WHAT NEEDS TO BE DONE
Copy out all lines that carry the word "victors".

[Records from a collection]
..........
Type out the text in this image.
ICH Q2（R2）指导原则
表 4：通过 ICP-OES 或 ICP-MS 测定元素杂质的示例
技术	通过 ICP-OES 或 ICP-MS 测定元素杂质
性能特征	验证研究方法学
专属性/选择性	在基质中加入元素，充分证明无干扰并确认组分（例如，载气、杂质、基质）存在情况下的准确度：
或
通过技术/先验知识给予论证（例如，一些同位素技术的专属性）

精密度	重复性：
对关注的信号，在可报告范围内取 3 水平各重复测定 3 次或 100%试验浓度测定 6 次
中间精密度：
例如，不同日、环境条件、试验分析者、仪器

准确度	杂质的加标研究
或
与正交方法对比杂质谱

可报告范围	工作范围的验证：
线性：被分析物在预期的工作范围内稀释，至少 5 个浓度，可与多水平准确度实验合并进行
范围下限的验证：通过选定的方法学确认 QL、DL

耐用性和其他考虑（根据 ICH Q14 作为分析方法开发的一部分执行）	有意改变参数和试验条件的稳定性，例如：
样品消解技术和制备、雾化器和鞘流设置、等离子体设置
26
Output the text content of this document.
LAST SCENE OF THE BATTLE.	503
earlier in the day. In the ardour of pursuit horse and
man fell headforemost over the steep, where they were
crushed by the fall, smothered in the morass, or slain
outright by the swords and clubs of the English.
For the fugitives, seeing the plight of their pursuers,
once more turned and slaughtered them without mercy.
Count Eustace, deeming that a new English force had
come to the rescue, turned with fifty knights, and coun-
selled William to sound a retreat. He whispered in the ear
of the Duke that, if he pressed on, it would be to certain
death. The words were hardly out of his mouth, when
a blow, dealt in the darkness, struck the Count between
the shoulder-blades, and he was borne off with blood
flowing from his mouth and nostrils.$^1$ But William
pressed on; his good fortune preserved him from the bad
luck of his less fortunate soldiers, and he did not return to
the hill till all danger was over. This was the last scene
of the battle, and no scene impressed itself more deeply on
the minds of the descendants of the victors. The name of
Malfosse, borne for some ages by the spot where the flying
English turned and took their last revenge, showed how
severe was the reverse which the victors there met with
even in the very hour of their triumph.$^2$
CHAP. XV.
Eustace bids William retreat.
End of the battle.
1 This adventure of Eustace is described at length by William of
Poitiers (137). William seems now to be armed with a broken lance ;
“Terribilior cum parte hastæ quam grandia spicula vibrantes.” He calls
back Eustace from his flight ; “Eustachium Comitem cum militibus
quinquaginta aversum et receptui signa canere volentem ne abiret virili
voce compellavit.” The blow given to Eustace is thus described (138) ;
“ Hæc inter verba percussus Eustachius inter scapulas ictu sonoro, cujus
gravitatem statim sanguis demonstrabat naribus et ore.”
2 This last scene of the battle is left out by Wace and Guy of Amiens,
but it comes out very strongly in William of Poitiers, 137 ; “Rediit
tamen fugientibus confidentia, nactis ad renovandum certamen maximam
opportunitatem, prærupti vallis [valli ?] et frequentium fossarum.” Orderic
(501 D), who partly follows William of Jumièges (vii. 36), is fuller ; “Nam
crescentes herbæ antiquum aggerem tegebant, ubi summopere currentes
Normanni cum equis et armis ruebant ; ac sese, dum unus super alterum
..........
WRITTEN SOLUTION
the minds of the descendants of the victors. The name of
severe was the reverse which the victors there met with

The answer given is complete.